Data items:
___
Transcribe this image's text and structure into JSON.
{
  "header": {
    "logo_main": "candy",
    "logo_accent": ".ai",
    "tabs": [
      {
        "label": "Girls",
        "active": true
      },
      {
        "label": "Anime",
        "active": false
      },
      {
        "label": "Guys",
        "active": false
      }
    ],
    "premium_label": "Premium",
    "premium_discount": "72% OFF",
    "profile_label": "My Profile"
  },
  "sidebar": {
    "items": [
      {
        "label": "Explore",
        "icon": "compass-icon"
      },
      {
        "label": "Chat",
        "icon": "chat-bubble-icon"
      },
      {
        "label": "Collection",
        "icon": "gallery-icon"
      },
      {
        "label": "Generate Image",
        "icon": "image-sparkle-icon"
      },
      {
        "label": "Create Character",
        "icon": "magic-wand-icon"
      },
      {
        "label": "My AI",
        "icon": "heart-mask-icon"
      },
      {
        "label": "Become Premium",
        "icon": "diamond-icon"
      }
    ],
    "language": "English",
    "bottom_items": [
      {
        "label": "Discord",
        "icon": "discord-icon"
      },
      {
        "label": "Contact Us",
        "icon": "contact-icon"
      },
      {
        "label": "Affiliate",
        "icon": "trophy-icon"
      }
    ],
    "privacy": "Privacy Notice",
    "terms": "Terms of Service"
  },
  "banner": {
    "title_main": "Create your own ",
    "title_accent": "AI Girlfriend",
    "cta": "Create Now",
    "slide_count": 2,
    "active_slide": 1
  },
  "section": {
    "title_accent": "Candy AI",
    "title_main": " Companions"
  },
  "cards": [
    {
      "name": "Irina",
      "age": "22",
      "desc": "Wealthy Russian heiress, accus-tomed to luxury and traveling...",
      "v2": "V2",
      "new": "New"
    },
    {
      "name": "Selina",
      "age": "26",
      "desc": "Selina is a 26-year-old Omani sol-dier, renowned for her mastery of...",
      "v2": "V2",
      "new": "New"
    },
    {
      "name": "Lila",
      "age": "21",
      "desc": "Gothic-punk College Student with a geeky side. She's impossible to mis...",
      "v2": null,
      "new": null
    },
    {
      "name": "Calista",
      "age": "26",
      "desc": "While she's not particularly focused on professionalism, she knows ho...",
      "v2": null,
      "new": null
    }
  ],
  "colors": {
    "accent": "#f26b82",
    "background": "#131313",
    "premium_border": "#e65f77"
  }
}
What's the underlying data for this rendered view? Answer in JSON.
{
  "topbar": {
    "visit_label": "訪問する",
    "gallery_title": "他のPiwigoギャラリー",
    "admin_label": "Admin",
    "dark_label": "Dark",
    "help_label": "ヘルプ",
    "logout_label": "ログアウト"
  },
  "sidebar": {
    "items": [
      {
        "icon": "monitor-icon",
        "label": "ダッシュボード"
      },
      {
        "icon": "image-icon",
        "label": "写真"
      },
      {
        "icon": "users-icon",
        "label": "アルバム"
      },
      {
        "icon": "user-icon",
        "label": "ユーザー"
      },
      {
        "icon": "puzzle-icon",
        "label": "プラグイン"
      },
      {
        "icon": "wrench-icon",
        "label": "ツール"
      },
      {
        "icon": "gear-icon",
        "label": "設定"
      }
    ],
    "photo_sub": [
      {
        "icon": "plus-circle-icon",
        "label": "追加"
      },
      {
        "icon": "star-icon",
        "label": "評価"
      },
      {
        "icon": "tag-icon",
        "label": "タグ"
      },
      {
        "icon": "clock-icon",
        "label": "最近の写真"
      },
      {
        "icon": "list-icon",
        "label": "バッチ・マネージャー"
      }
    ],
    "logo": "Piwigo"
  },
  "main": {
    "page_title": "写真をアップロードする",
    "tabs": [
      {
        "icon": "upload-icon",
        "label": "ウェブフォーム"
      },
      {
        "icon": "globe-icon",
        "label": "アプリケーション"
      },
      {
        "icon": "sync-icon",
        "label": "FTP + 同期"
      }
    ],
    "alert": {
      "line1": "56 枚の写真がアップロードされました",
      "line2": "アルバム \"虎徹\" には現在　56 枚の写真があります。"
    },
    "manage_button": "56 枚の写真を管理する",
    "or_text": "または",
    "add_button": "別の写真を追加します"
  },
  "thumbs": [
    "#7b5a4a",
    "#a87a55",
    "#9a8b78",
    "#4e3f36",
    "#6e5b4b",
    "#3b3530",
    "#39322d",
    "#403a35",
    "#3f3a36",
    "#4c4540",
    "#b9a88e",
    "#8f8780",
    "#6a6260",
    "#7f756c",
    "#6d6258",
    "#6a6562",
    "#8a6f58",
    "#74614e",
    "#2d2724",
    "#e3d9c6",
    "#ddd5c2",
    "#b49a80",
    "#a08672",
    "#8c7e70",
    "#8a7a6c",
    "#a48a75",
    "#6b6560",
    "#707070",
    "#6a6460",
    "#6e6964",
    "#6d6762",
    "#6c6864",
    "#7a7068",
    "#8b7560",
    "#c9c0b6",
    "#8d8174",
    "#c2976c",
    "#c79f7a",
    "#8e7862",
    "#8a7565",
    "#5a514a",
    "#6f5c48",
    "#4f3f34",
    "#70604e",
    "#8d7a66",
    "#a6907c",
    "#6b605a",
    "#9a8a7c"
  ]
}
___
Exercise requirements:
Please repeat the listing exactly, with nothing left out.

Expected output:
Transcribe this image's text and structure into JSON.
{
  "header": {
    "logo_main": "candy",
    "logo_accent": ".ai",
    "tabs": [
      {
        "label": "Girls",
        "active": true
      },
      {
        "label": "Anime",
        "active": false
      },
      {
        "label": "Guys",
        "active": false
      }
    ],
    "premium_label": "Premium",
    "premium_discount": "72% OFF",
    "profile_label": "My Profile"
  },
  "sidebar": {
    "items": [
      {
        "label": "Explore",
        "icon": "compass-icon"
      },
      {
        "label": "Chat",
        "icon": "chat-bubble-icon"
      },
      {
        "label": "Collection",
        "icon": "gallery-icon"
      },
      {
        "label": "Generate Image",
        "icon": "image-sparkle-icon"
      },
      {
        "label": "Create Character",
        "icon": "magic-wand-icon"
      },
      {
        "label": "My AI",
        "icon": "heart-mask-icon"
      },
      {
        "label": "Become Premium",
        "icon": "diamond-icon"
      }
    ],
    "language": "English",
    "bottom_items": [
      {
        "label": "Discord",
        "icon": "discord-icon"
      },
      {
        "label": "Contact Us",
        "icon": "contact-icon"
      },
      {
        "label": "Affiliate",
        "icon": "trophy-icon"
      }
    ],
    "privacy": "Privacy Notice",
    "terms": "Terms of Service"
  },
  "banner": {
    "title_main": "Create your own ",
    "title_accent": "AI Girlfriend",
    "cta": "Create Now",
    "slide_count": 2,
    "active_slide": 1
  },
  "section": {
    "title_accent": "Candy AI",
    "title_main": " Companions"
  },
  "cards": [
    {
      "name": "Irina",
      "age": "22",
      "desc": "Wealthy Russian heiress, accus-tomed to luxury and traveling...",
      "v2": "V2",
      "new": "New"
    },
    {
      "name": "Selina",
      "age": "26",
      "desc": "Selina is a 26-year-old Omani sol-dier, renowned for her mastery of...",
      "v2": "V2",
      "new": "New"
    },
    {
      "name": "Lila",
      "age": "21",
      "desc": "Gothic-punk College Student with a geeky side. She's impossible to mis...",
      "v2": null,
      "new": null
    },
    {
      "name": "Calista",
      "age": "26",
      "desc": "While she's not particularly focused on professionalism, she knows ho...",
      "v2": null,
      "new": null
    }
  ],
  "colors": {
    "accent": "#f26b82",
    "background": "#131313",
    "premium_border": "#e65f77"
  }
}
What's the underlying data for this rendered view? Answer in JSON.
{
  "topbar": {
    "visit_label": "訪問する",
    "gallery_title": "他のPiwigoギャラリー",
    "admin_label": "Admin",
    "dark_label": "Dark",
    "help_label": "ヘルプ",
    "logout_label": "ログアウト"
  },
  "sidebar": {
    "items": [
      {
        "icon": "monitor-icon",
        "label": "ダッシュボード"
      },
      {
        "icon": "image-icon",
        "label": "写真"
      },
      {
        "icon": "users-icon",
        "label": "アルバム"
      },
      {
        "icon": "user-icon",
        "label": "ユーザー"
      },
      {
        "icon": "puzzle-icon",
        "label": "プラグイン"
      },
      {
        "icon": "wrench-icon",
        "label": "ツール"
      },
      {
        "icon": "gear-icon",
        "label": "設定"
      }
    ],
    "photo_sub": [
      {
        "icon": "plus-circle-icon",
        "label": "追加"
      },
      {
        "icon": "star-icon",
        "label": "評価"
      },
      {
        "icon": "tag-icon",
        "label": "タグ"
      },
      {
        "icon": "clock-icon",
        "label": "最近の写真"
      },
      {
        "icon": "list-icon",
        "label": "バッチ・マネージャー"
      }
    ],
    "logo": "Piwigo"
  },
  "main": {
    "page_title": "写真をアップロードする",
    "tabs": [
      {
        "icon": "upload-icon",
        "label": "ウェブフォーム"
      },
      {
        "icon": "globe-icon",
        "label": "アプリケーション"
      },
      {
        "icon": "sync-icon",
        "label": "FTP + 同期"
      }
    ],
    "alert": {
      "line1": "56 枚の写真がアップロードされました",
      "line2": "アルバム \"虎徹\" には現在　56 枚の写真があります。"
    },
    "manage_button": "56 枚の写真を管理する",
    "or_text": "または",
    "add_button": "別の写真を追加します"
  },
  "thumbs": [
    "#7b5a4a",
    "#a87a55",
    "#9a8b78",
    "#4e3f36",
    "#6e5b4b",
    "#3b3530",
    "#39322d",
    "#403a35",
    "#3f3a36",
    "#4c4540",
    "#b9a88e",
    "#8f8780",
    "#6a6260",
    "#7f756c",
    "#6d6258",
    "#6a6562",
    "#8a6f58",
    "#74614e",
    "#2d2724",
    "#e3d9c6",
    "#ddd5c2",
    "#b49a80",
    "#a08672",
    "#8c7e70",
    "#8a7a6c",
    "#a48a75",
    "#6b6560",
    "#707070",
    "#6a6460",
    "#6e6964",
    "#6d6762",
    "#6c6864",
    "#7a7068",
    "#8b7560",
    "#c9c0b6",
    "#8d8174",
    "#c2976c",
    "#c79f7a",
    "#8e7862",
    "#8a7565",
    "#5a514a",
    "#6f5c48",
    "#4f3f34",
    "#70604e",
    "#8d7a66",
    "#a6907c",
    "#6b605a",
    "#9a8a7c"
  ]
}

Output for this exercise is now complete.